**SET EXERCISE**
Reproduce every entry exactly as shown.

[Data records]
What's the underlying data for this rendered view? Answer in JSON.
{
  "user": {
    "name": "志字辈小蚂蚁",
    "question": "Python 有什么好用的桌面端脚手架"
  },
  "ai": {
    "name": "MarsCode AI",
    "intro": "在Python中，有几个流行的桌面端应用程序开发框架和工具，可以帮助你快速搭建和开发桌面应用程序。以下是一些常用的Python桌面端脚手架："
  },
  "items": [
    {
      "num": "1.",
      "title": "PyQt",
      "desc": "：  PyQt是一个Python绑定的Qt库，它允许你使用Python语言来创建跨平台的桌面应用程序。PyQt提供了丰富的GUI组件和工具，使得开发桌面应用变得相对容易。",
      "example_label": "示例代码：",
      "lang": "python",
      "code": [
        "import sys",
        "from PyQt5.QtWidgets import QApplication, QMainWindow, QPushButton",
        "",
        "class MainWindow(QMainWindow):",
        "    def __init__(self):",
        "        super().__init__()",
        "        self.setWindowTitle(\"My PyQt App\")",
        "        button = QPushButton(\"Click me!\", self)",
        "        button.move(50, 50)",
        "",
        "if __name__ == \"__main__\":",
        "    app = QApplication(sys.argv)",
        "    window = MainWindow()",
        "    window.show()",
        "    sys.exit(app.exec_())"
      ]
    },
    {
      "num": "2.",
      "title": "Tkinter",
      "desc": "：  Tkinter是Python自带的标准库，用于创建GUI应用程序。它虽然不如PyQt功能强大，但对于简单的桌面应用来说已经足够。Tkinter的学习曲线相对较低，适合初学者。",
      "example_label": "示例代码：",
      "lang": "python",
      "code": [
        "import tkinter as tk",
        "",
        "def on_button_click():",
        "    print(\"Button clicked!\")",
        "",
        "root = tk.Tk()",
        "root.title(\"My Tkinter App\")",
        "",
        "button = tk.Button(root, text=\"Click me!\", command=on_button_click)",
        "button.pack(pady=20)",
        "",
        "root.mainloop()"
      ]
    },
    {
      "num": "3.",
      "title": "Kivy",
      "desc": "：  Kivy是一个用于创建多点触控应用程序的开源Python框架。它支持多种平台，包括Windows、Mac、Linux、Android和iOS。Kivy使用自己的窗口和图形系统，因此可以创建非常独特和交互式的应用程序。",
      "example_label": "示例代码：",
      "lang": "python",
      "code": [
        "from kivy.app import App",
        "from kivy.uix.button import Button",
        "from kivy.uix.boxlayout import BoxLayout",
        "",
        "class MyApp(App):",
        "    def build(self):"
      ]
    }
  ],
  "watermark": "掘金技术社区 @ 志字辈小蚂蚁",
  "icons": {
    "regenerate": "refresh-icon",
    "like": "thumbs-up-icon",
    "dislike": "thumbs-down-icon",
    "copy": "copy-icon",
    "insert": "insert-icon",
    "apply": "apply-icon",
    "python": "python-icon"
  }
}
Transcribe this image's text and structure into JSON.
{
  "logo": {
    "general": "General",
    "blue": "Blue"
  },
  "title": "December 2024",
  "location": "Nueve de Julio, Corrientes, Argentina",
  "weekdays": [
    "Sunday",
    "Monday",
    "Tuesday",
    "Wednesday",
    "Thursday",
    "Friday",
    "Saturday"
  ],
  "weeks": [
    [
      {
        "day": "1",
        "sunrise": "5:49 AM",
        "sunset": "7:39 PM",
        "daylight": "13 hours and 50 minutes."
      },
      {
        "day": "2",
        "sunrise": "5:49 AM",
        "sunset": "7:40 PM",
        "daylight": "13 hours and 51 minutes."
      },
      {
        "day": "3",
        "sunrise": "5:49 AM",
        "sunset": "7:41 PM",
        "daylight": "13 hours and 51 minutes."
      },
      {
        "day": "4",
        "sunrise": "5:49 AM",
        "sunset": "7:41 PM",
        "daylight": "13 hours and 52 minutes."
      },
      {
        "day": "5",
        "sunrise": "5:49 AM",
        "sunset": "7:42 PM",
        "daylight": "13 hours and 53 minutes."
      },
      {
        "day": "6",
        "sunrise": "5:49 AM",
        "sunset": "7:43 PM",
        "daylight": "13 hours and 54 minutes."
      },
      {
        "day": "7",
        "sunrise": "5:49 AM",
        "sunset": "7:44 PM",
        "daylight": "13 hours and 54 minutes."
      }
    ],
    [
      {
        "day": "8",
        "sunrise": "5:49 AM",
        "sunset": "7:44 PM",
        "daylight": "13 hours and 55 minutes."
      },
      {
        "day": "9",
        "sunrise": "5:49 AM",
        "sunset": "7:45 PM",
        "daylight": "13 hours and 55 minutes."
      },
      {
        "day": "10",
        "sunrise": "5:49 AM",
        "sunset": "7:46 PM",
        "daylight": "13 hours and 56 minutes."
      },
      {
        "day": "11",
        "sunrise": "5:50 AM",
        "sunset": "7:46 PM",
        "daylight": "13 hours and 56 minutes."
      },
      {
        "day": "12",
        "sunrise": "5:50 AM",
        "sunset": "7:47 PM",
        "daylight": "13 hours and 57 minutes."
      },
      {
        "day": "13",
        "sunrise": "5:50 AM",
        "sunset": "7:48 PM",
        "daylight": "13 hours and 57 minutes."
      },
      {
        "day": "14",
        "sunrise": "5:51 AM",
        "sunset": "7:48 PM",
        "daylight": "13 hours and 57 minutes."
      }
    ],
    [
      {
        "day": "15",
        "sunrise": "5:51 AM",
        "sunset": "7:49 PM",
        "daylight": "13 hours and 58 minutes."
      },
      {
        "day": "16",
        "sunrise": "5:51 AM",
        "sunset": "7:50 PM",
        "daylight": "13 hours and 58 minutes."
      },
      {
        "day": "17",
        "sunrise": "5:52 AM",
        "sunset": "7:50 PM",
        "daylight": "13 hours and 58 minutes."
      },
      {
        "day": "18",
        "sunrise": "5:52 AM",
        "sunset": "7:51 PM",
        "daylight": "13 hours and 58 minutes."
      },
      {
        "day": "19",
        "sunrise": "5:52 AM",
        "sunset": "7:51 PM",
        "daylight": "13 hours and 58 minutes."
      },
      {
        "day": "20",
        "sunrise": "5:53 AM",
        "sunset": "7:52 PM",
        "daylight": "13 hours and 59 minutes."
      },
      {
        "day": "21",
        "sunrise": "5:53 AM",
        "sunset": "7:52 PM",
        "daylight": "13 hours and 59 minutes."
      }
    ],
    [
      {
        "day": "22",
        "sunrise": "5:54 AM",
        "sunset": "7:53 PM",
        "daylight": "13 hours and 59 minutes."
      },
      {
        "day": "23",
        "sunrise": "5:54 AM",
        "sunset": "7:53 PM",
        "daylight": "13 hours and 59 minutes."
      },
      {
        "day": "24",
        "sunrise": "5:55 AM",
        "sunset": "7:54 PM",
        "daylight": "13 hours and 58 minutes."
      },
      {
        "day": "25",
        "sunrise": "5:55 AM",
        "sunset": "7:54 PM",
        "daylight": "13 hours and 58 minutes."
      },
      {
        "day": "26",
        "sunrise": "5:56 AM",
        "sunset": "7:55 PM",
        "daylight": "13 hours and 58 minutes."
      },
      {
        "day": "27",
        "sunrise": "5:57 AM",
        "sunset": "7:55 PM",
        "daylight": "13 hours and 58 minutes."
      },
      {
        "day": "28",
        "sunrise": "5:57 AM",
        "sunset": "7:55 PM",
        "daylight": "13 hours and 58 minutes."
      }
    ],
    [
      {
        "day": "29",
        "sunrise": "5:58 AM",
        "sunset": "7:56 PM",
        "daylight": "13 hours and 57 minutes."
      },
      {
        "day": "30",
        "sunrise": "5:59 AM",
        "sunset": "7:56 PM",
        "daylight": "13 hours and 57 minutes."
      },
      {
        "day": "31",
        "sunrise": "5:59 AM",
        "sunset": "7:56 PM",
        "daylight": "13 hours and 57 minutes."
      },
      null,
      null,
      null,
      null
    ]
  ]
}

**WORKED ANSWER**
What's the underlying data for this rendered view? Answer in JSON.
{
  "user": {
    "name": "志字辈小蚂蚁",
    "question": "Python 有什么好用的桌面端脚手架"
  },
  "ai": {
    "name": "MarsCode AI",
    "intro": "在Python中，有几个流行的桌面端应用程序开发框架和工具，可以帮助你快速搭建和开发桌面应用程序。以下是一些常用的Python桌面端脚手架："
  },
  "items": [
    {
      "num": "1.",
      "title": "PyQt",
      "desc": "：  PyQt是一个Python绑定的Qt库，它允许你使用Python语言来创建跨平台的桌面应用程序。PyQt提供了丰富的GUI组件和工具，使得开发桌面应用变得相对容易。",
      "example_label": "示例代码：",
      "lang": "python",
      "code": [
        "import sys",
        "from PyQt5.QtWidgets import QApplication, QMainWindow, QPushButton",
        "",
        "class MainWindow(QMainWindow):",
        "    def __init__(self):",
        "        super().__init__()",
        "        self.setWindowTitle(\"My PyQt App\")",
        "        button = QPushButton(\"Click me!\", self)",
        "        button.move(50, 50)",
        "",
        "if __name__ == \"__main__\":",
        "    app = QApplication(sys.argv)",
        "    window = MainWindow()",
        "    window.show()",
        "    sys.exit(app.exec_())"
      ]
    },
    {
      "num": "2.",
      "title": "Tkinter",
      "desc": "：  Tkinter是Python自带的标准库，用于创建GUI应用程序。它虽然不如PyQt功能强大，但对于简单的桌面应用来说已经足够。Tkinter的学习曲线相对较低，适合初学者。",
      "example_label": "示例代码：",
      "lang": "python",
      "code": [
        "import tkinter as tk",
        "",
        "def on_button_click():",
        "    print(\"Button clicked!\")",
        "",
        "root = tk.Tk()",
        "root.title(\"My Tkinter App\")",
        "",
        "button = tk.Button(root, text=\"Click me!\", command=on_button_click)",
        "button.pack(pady=20)",
        "",
        "root.mainloop()"
      ]
    },
    {
      "num": "3.",
      "title": "Kivy",
      "desc": "：  Kivy是一个用于创建多点触控应用程序的开源Python框架。它支持多种平台，包括Windows、Mac、Linux、Android和iOS。Kivy使用自己的窗口和图形系统，因此可以创建非常独特和交互式的应用程序。",
      "example_label": "示例代码：",
      "lang": "python",
      "code": [
        "from kivy.app import App",
        "from kivy.uix.button import Button",
        "from kivy.uix.boxlayout import BoxLayout",
        "",
        "class MyApp(App):",
        "    def build(self):"
      ]
    }
  ],
  "watermark": "掘金技术社区 @ 志字辈小蚂蚁",
  "icons": {
    "regenerate": "refresh-icon",
    "like": "thumbs-up-icon",
    "dislike": "thumbs-down-icon",
    "copy": "copy-icon",
    "insert": "insert-icon",
    "apply": "apply-icon",
    "python": "python-icon"
  }
}
Transcribe this image's text and structure into JSON.
{
  "logo": {
    "general": "General",
    "blue": "Blue"
  },
  "title": "December 2024",
  "location": "Nueve de Julio, Corrientes, Argentina",
  "weekdays": [
    "Sunday",
    "Monday",
    "Tuesday",
    "Wednesday",
    "Thursday",
    "Friday",
    "Saturday"
  ],
  "weeks": [
    [
      {
        "day": "1",
        "sunrise": "5:49 AM",
        "sunset": "7:39 PM",
        "daylight": "13 hours and 50 minutes."
      },
      {
        "day": "2",
        "sunrise": "5:49 AM",
        "sunset": "7:40 PM",
        "daylight": "13 hours and 51 minutes."
      },
      {
        "day": "3",
        "sunrise": "5:49 AM",
        "sunset": "7:41 PM",
        "daylight": "13 hours and 51 minutes."
      },
      {
        "day": "4",
        "sunrise": "5:49 AM",
        "sunset": "7:41 PM",
        "daylight": "13 hours and 52 minutes."
      },
      {
        "day": "5",
        "sunrise": "5:49 AM",
        "sunset": "7:42 PM",
        "daylight": "13 hours and 53 minutes."
      },
      {
        "day": "6",
        "sunrise": "5:49 AM",
        "sunset": "7:43 PM",
        "daylight": "13 hours and 54 minutes."
      },
      {
        "day": "7",
        "sunrise": "5:49 AM",
        "sunset": "7:44 PM",
        "daylight": "13 hours and 54 minutes."
      }
    ],
    [
      {
        "day": "8",
        "sunrise": "5:49 AM",
        "sunset": "7:44 PM",
        "daylight": "13 hours and 55 minutes."
      },
      {
        "day": "9",
        "sunrise": "5:49 AM",
        "sunset": "7:45 PM",
        "daylight": "13 hours and 55 minutes."
      },
      {
        "day": "10",
        "sunrise": "5:49 AM",
        "sunset": "7:46 PM",
        "daylight": "13 hours and 56 minutes."
      },
      {
        "day": "11",
        "sunrise": "5:50 AM",
        "sunset": "7:46 PM",
        "daylight": "13 hours and 56 minutes."
      },
      {
        "day": "12",
        "sunrise": "5:50 AM",
        "sunset": "7:47 PM",
        "daylight": "13 hours and 57 minutes."
      },
      {
        "day": "13",
        "sunrise": "5:50 AM",
        "sunset": "7:48 PM",
        "daylight": "13 hours and 57 minutes."
      },
      {
        "day": "14",
        "sunrise": "5:51 AM",
        "sunset": "7:48 PM",
        "daylight": "13 hours and 57 minutes."
      }
    ],
    [
      {
        "day": "15",
        "sunrise": "5:51 AM",
        "sunset": "7:49 PM",
        "daylight": "13 hours and 58 minutes."
      },
      {
        "day": "16",
        "sunrise": "5:51 AM",
        "sunset": "7:50 PM",
        "daylight": "13 hours and 58 minutes."
      },
      {
        "day": "17",
        "sunrise": "5:52 AM",
        "sunset": "7:50 PM",
        "daylight": "13 hours and 58 minutes."
      },
      {
        "day": "18",
        "sunrise": "5:52 AM",
        "sunset": "7:51 PM",
        "daylight": "13 hours and 58 minutes."
      },
      {
        "day": "19",
        "sunrise": "5:52 AM",
        "sunset": "7:51 PM",
        "daylight": "13 hours and 58 minutes."
      },
      {
        "day": "20",
        "sunrise": "5:53 AM",
        "sunset": "7:52 PM",
        "daylight": "13 hours and 59 minutes."
      },
      {
        "day": "21",
        "sunrise": "5:53 AM",
        "sunset": "7:52 PM",
        "daylight": "13 hours and 59 minutes."
      }
    ],
    [
      {
        "day": "22",
        "sunrise": "5:54 AM",
        "sunset": "7:53 PM",
        "daylight": "13 hours and 59 minutes."
      },
      {
        "day": "23",
        "sunrise": "5:54 AM",
        "sunset": "7:53 PM",
        "daylight": "13 hours and 59 minutes."
      },
      {
        "day": "24",
        "sunrise": "5:55 AM",
        "sunset": "7:54 PM",
        "daylight": "13 hours and 58 minutes."
      },
      {
        "day": "25",
        "sunrise": "5:55 AM",
        "sunset": "7:54 PM",
        "daylight": "13 hours and 58 minutes."
      },
      {
        "day": "26",
        "sunrise": "5:56 AM",
        "sunset": "7:55 PM",
        "daylight": "13 hours and 58 minutes."
      },
      {
        "day": "27",
        "sunrise": "5:57 AM",
        "sunset": "7:55 PM",
        "daylight": "13 hours and 58 minutes."
      },
      {
        "day": "28",
        "sunrise": "5:57 AM",
        "sunset": "7:55 PM",
        "daylight": "13 hours and 58 minutes."
      }
    ],
    [
      {
        "day": "29",
        "sunrise": "5:58 AM",
        "sunset": "7:56 PM",
        "daylight": "13 hours and 57 minutes."
      },
      {
        "day": "30",
        "sunrise": "5:59 AM",
        "sunset": "7:56 PM",
        "daylight": "13 hours and 57 minutes."
      },
      {
        "day": "31",
        "sunrise": "5:59 AM",
        "sunset": "7:56 PM",
        "daylight": "13 hours and 57 minutes."
      },
      null,
      null,
      null,
      null
    ]
  ]
}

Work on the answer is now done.